_Your goal_. Would you write out the listing verbatim and skip every picture in it?
** Begin Stored records **
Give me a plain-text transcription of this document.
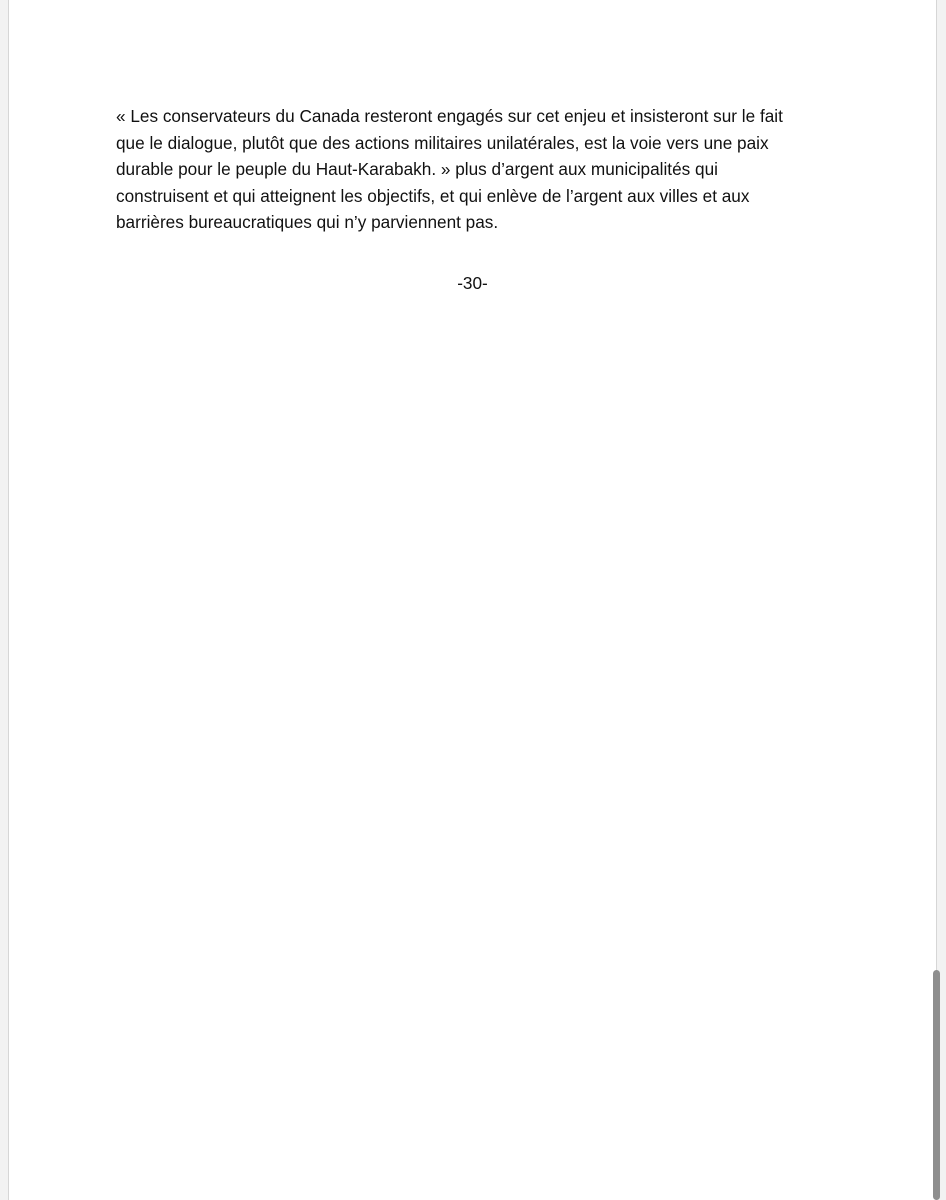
« Les conservateurs du Canada resteront engagés sur cet enjeu et insisteront sur le fait
que le dialogue, plutôt que des actions militaires unilatérales, est la voie vers une paix
durable pour le peuple du Haut-Karabakh. » plus d’argent aux municipalités qui
construisent et qui atteignent les objectifs, et qui enlève de l’argent aux villes et aux
barrières bureaucratiques qui n’y parviennent pas.

-30-
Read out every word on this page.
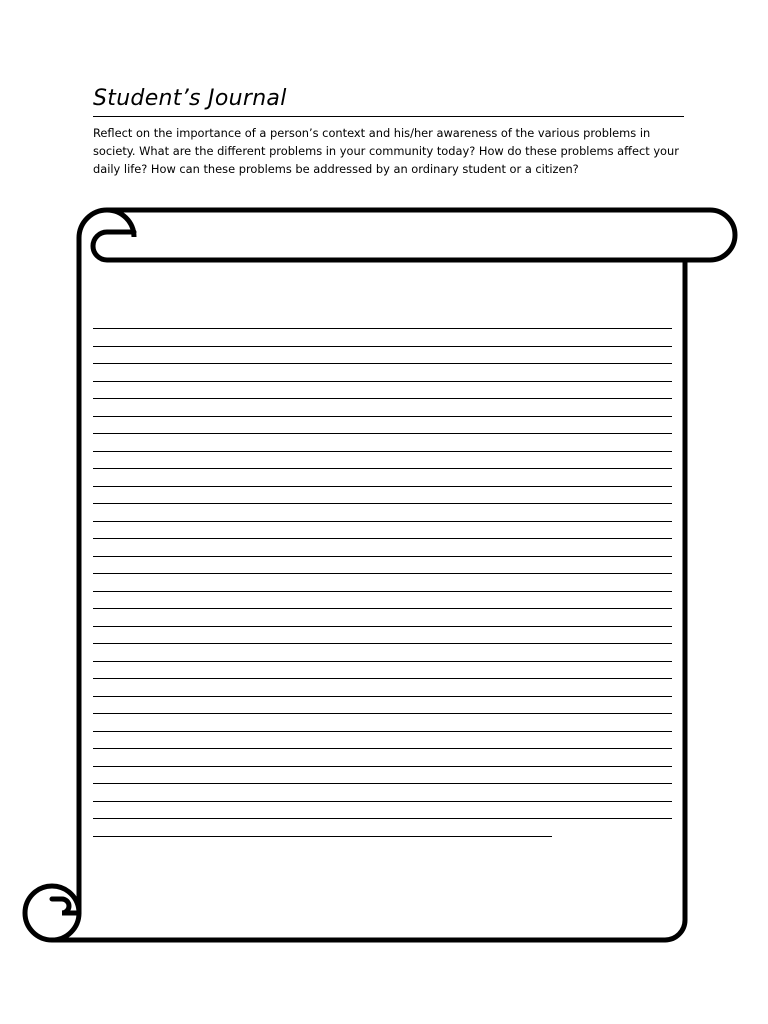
Student’s Journal

Reflect on the importance of a person’s context and his/her awareness of the various problems in society. What are the different problems in your community today? How do these problems affect your daily life? How can these problems be addressed by an ordinary student or a citizen?
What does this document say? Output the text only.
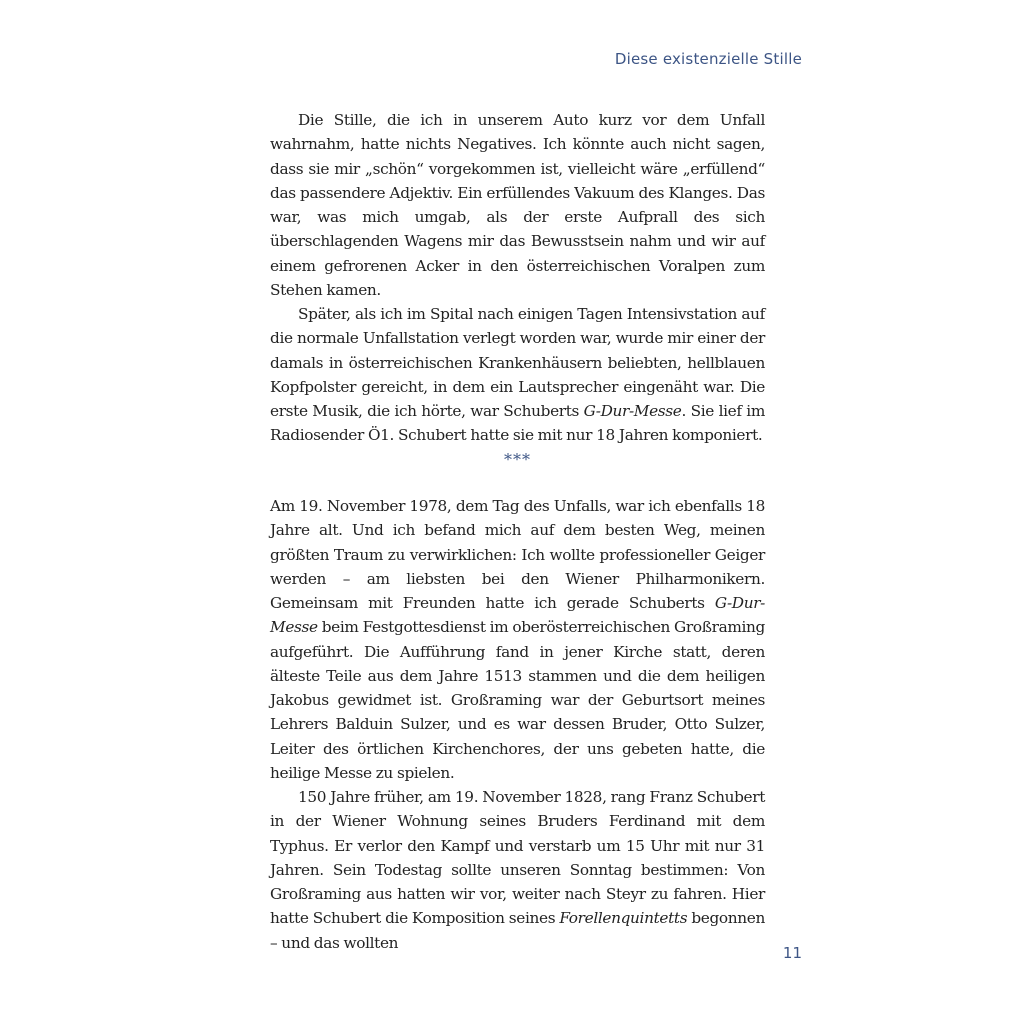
Diese existenzielle Stille

Die Stille, die ich in unserem Auto kurz vor dem Unfall wahrnahm, hatte nichts Negatives. Ich könnte auch nicht sagen, dass sie mir „schön“ vorgekommen ist, vielleicht wäre „erfüllend“ das passendere Adjektiv. Ein erfüllendes Vakuum des Klanges. Das war, was mich umgab, als der erste Aufprall des sich überschlagenden Wagens mir das Bewusstsein nahm und wir auf einem gefrorenen Acker in den österreichischen Voralpen zum Stehen kamen.

Später, als ich im Spital nach einigen Tagen Intensivstation auf die normale Unfallstation verlegt worden war, wurde mir einer der damals in österreichischen Krankenhäusern beliebten, hellblauen Kopfpolster gereicht, in dem ein Lautsprecher eingenäht war. Die erste Musik, die ich hörte, war Schuberts G-Dur-Messe. Sie lief im Radiosender Ö1. Schubert hatte sie mit nur 18 Jahren komponiert.

***

Am 19. November 1978, dem Tag des Unfalls, war ich ebenfalls 18 Jahre alt. Und ich befand mich auf dem besten Weg, meinen größten Traum zu verwirklichen: Ich wollte professioneller Geiger werden – am liebsten bei den Wiener Philharmonikern. Gemeinsam mit Freunden hatte ich gerade Schuberts G-Dur-Messe beim Festgottesdienst im oberösterreichischen Großraming aufgeführt. Die Aufführung fand in jener Kirche statt, deren älteste Teile aus dem Jahre 1513 stammen und die dem heiligen Jakobus gewidmet ist. Großraming war der Geburtsort meines Lehrers Balduin Sulzer, und es war dessen Bruder, Otto Sulzer, Leiter des örtlichen Kirchenchores, der uns gebeten hatte, die heilige Messe zu spielen.

150 Jahre früher, am 19. November 1828, rang Franz Schubert in der Wiener Wohnung seines Bruders Ferdinand mit dem Typhus. Er verlor den Kampf und verstarb um 15 Uhr mit nur 31 Jahren. Sein Todestag sollte unseren Sonntag bestimmen: Von Großraming aus hatten wir vor, weiter nach Steyr zu fahren. Hier hatte Schubert die Komposition seines Forellenquintetts begonnen – und das wollten

11
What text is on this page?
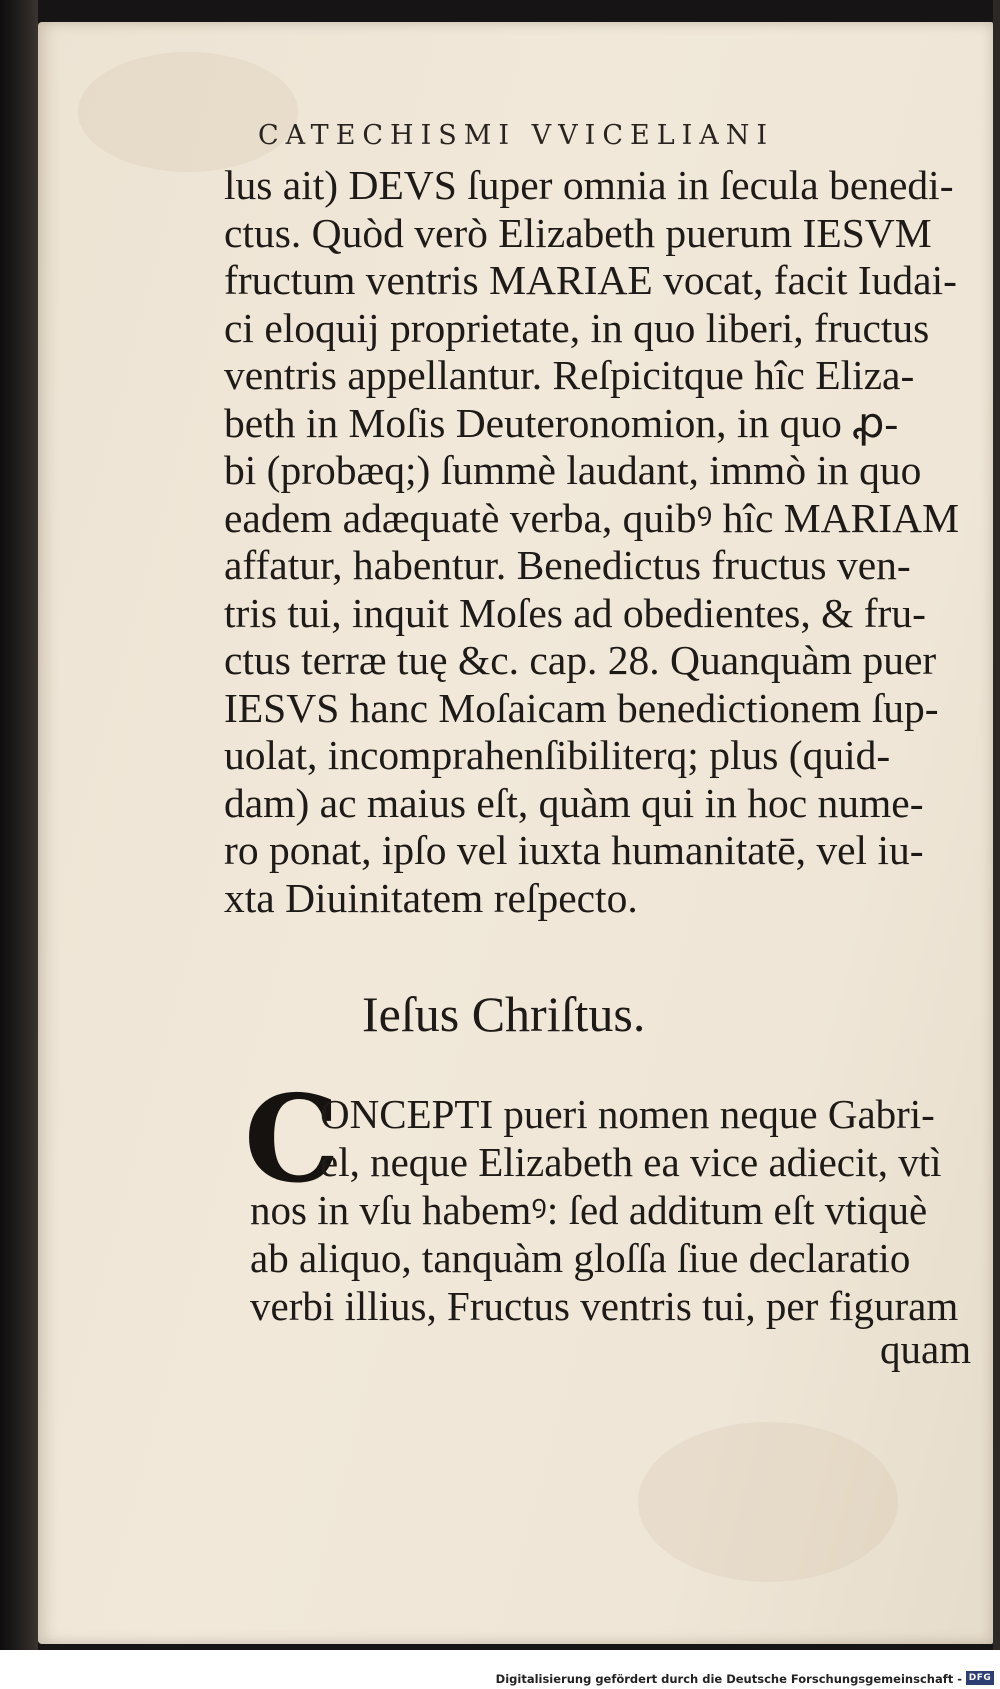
CATECHISMI VVICELIANI
lus ait) DEVS ſuper omnia in ſecula benedi-
ctus. Quòd verò Elizabeth puerum IESVM
fructum ventris MARIAE vocat, facit Iudai-
ci eloquij proprietate, in quo liberi, fructus
ventris appellantur. Reſpicitque hîc Eliza-
beth in Moſis Deuteronomion, in quo ꝓ-
bi (probæq;) ſummè laudant, immò in quo
eadem adæquatè verba, quibꝰ hîc MARIAM
affatur, habentur. Benedictus fructus ven-
tris tui, inquit Moſes ad obedientes, & fru-
ctus terræ tuę &c. cap. 28. Quanquàm puer
IESVS hanc Moſaicam benedictionem ſup-
uolat, incomprahenſibiliterq; plus (quid-
dam) ac maius eſt, quàm qui in hoc nume-
ro ponat, ipſo vel iuxta humanitatē, vel iu-
xta Diuinitatem reſpecto.
Ieſus Chriſtus.
C
ONCEPTI pueri nomen neque Gabri-
el, neque Elizabeth ea vice adiecit, vtì
nos in vſu habemꝰ: ſed additum eſt vtiquè
ab aliquo, tanquàm gloſſa ſiue declaratio
verbi illius, Fructus ventris tui, per figuram
quam
Digitalisierung gefördert durch die Deutsche Forschungsgemeinschaft - DFG
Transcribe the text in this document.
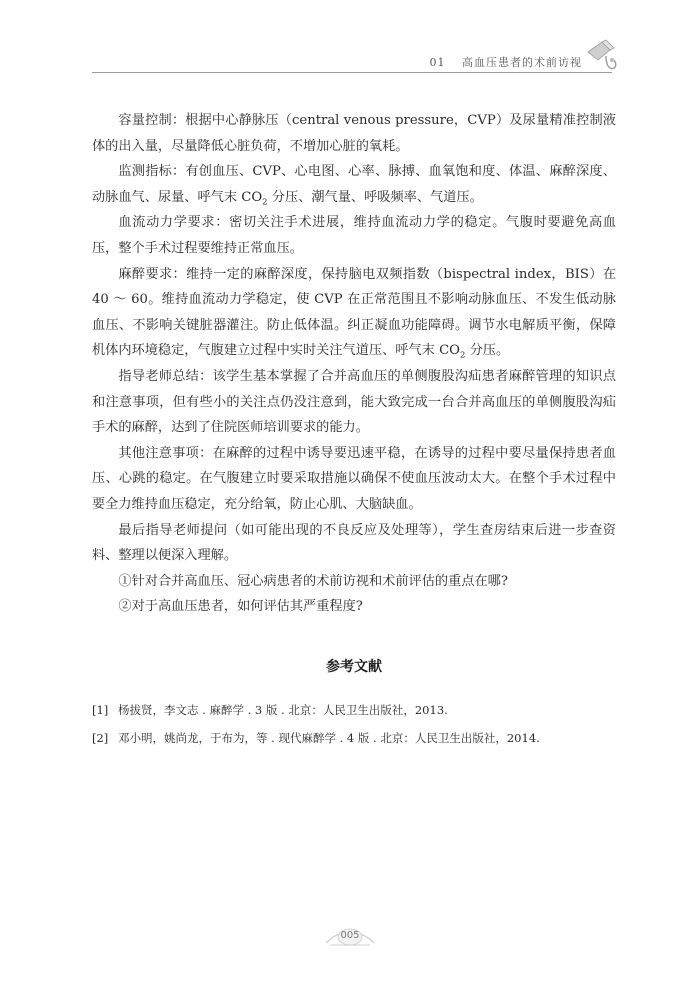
01 高血压患者的术前访视

容量控制：根据中心静脉压（central venous pressure，CVP）及尿量精准控制液体的出入量，尽量降低心脏负荷，不增加心脏的氧耗。

监测指标：有创血压、CVP、心电图、心率、脉搏、血氧饱和度、体温、麻醉深度、动脉血气、尿量、呼气末 $CO_2$ 分压、潮气量、呼吸频率、气道压。

血流动力学要求：密切关注手术进展，维持血流动力学的稳定。气腹时要避免高血压，整个手术过程要维持正常血压。

麻醉要求：维持一定的麻醉深度，保持脑电双频指数（bispectral index，BIS）在 40 ～ 60。维持血流动力学稳定，使 CVP 在正常范围且不影响动脉血压、不发生低动脉血压、不影响关键脏器灌注。防止低体温。纠正凝血功能障碍。调节水电解质平衡，保障机体内环境稳定，气腹建立过程中实时关注气道压、呼气末 $CO_2$ 分压。

指导老师总结：该学生基本掌握了合并高血压的单侧腹股沟疝患者麻醉管理的知识点和注意事项，但有些小的关注点仍没注意到，能大致完成一台合并高血压的单侧腹股沟疝手术的麻醉，达到了住院医师培训要求的能力。

其他注意事项：在麻醉的过程中诱导要迅速平稳，在诱导的过程中要尽量保持患者血压、心跳的稳定。在气腹建立时要采取措施以确保不使血压波动太大。在整个手术过程中要全力维持血压稳定，充分给氧，防止心肌、大脑缺血。

最后指导老师提问（如可能出现的不良反应及处理等），学生查房结束后进一步查资料、整理以便深入理解。

①针对合并高血压、冠心病患者的术前访视和术前评估的重点在哪?

②对于高血压患者，如何评估其严重程度?

参考文献
[1] 杨拔贤，李文志 . 麻醉学 . 3 版 . 北京：人民卫生出版社，2013.
[2] 邓小明，姚尚龙，于布为，等 . 现代麻醉学 . 4 版 . 北京：人民卫生出版社，2014.
005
** End Stored records **
_Solution for this task_.
Give me a plain-text transcription of this document.
« Les conservateurs du Canada resteront engagés sur cet enjeu et insisteront sur le fait
que le dialogue, plutôt que des actions militaires unilatérales, est la voie vers une paix
durable pour le peuple du Haut-Karabakh. » plus d’argent aux municipalités qui
construisent et qui atteignent les objectifs, et qui enlève de l’argent aux villes et aux
barrières bureaucratiques qui n’y parviennent pas.

-30-
Read out every word on this page.
Student’s Journal

Reflect on the importance of a person’s context and his/her awareness of the various problems in society. What are the different problems in your community today? How do these problems affect your daily life? How can these problems be addressed by an ordinary student or a citizen?
What does this document say? Output the text only.
Diese existenzielle Stille

Die Stille, die ich in unserem Auto kurz vor dem Unfall wahrnahm, hatte nichts Negatives. Ich könnte auch nicht sagen, dass sie mir „schön“ vorgekommen ist, vielleicht wäre „erfüllend“ das passendere Adjektiv. Ein erfüllendes Vakuum des Klanges. Das war, was mich umgab, als der erste Aufprall des sich überschlagenden Wagens mir das Bewusstsein nahm und wir auf einem gefrorenen Acker in den österreichischen Voralpen zum Stehen kamen.

Später, als ich im Spital nach einigen Tagen Intensivstation auf die normale Unfallstation verlegt worden war, wurde mir einer der damals in österreichischen Krankenhäusern beliebten, hellblauen Kopfpolster gereicht, in dem ein Lautsprecher eingenäht war. Die erste Musik, die ich hörte, war Schuberts G-Dur-Messe. Sie lief im Radiosender Ö1. Schubert hatte sie mit nur 18 Jahren komponiert.

***

Am 19. November 1978, dem Tag des Unfalls, war ich ebenfalls 18 Jahre alt. Und ich befand mich auf dem besten Weg, meinen größten Traum zu verwirklichen: Ich wollte professioneller Geiger werden – am liebsten bei den Wiener Philharmonikern. Gemeinsam mit Freunden hatte ich gerade Schuberts G-Dur-Messe beim Festgottesdienst im oberösterreichischen Großraming aufgeführt. Die Aufführung fand in jener Kirche statt, deren älteste Teile aus dem Jahre 1513 stammen und die dem heiligen Jakobus gewidmet ist. Großraming war der Geburtsort meines Lehrers Balduin Sulzer, und es war dessen Bruder, Otto Sulzer, Leiter des örtlichen Kirchenchores, der uns gebeten hatte, die heilige Messe zu spielen.

150 Jahre früher, am 19. November 1828, rang Franz Schubert in der Wiener Wohnung seines Bruders Ferdinand mit dem Typhus. Er verlor den Kampf und verstarb um 15 Uhr mit nur 31 Jahren. Sein Todestag sollte unseren Sonntag bestimmen: Von Großraming aus hatten wir vor, weiter nach Steyr zu fahren. Hier hatte Schubert die Komposition seines Forellenquintetts begonnen – und das wollten

11
What text is on this page?
CATECHISMI VVICELIANI
lus ait) DEVS ſuper omnia in ſecula benedi-
ctus. Quòd verò Elizabeth puerum IESVM
fructum ventris MARIAE vocat, facit Iudai-
ci eloquij proprietate, in quo liberi, fructus
ventris appellantur. Reſpicitque hîc Eliza-
beth in Moſis Deuteronomion, in quo ꝓ-
bi (probæq;) ſummè laudant, immò in quo
eadem adæquatè verba, quibꝰ hîc MARIAM
affatur, habentur. Benedictus fructus ven-
tris tui, inquit Moſes ad obedientes, & fru-
ctus terræ tuę &c. cap. 28. Quanquàm puer
IESVS hanc Moſaicam benedictionem ſup-
uolat, incomprahenſibiliterq; plus (quid-
dam) ac maius eſt, quàm qui in hoc nume-
ro ponat, ipſo vel iuxta humanitatē, vel iu-
xta Diuinitatem reſpecto.
Ieſus Chriſtus.
C
ONCEPTI pueri nomen neque Gabri-
el, neque Elizabeth ea vice adiecit, vtì
nos in vſu habemꝰ: ſed additum eſt vtiquè
ab aliquo, tanquàm gloſſa ſiue declaratio
verbi illius, Fructus ventris tui, per figuram
quam
Digitalisierung gefördert durch die Deutsche Forschungsgemeinschaft - DFG
Transcribe the text in this document.
01 高血压患者的术前访视

容量控制：根据中心静脉压（central venous pressure，CVP）及尿量精准控制液体的出入量，尽量降低心脏负荷，不增加心脏的氧耗。

监测指标：有创血压、CVP、心电图、心率、脉搏、血氧饱和度、体温、麻醉深度、动脉血气、尿量、呼气末 $CO_2$ 分压、潮气量、呼吸频率、气道压。

血流动力学要求：密切关注手术进展，维持血流动力学的稳定。气腹时要避免高血压，整个手术过程要维持正常血压。

麻醉要求：维持一定的麻醉深度，保持脑电双频指数（bispectral index，BIS）在 40 ～ 60。维持血流动力学稳定，使 CVP 在正常范围且不影响动脉血压、不发生低动脉血压、不影响关键脏器灌注。防止低体温。纠正凝血功能障碍。调节水电解质平衡，保障机体内环境稳定，气腹建立过程中实时关注气道压、呼气末 $CO_2$ 分压。

指导老师总结：该学生基本掌握了合并高血压的单侧腹股沟疝患者麻醉管理的知识点和注意事项，但有些小的关注点仍没注意到，能大致完成一台合并高血压的单侧腹股沟疝手术的麻醉，达到了住院医师培训要求的能力。

其他注意事项：在麻醉的过程中诱导要迅速平稳，在诱导的过程中要尽量保持患者血压、心跳的稳定。在气腹建立时要采取措施以确保不使血压波动太大。在整个手术过程中要全力维持血压稳定，充分给氧，防止心肌、大脑缺血。

最后指导老师提问（如可能出现的不良反应及处理等），学生查房结束后进一步查资料、整理以便深入理解。

①针对合并高血压、冠心病患者的术前访视和术前评估的重点在哪?

②对于高血压患者，如何评估其严重程度?

参考文献
[1] 杨拔贤，李文志 . 麻醉学 . 3 版 . 北京：人民卫生出版社，2013.
[2] 邓小明，姚尚龙，于布为，等 . 现代麻醉学 . 4 版 . 北京：人民卫生出版社，2014.
005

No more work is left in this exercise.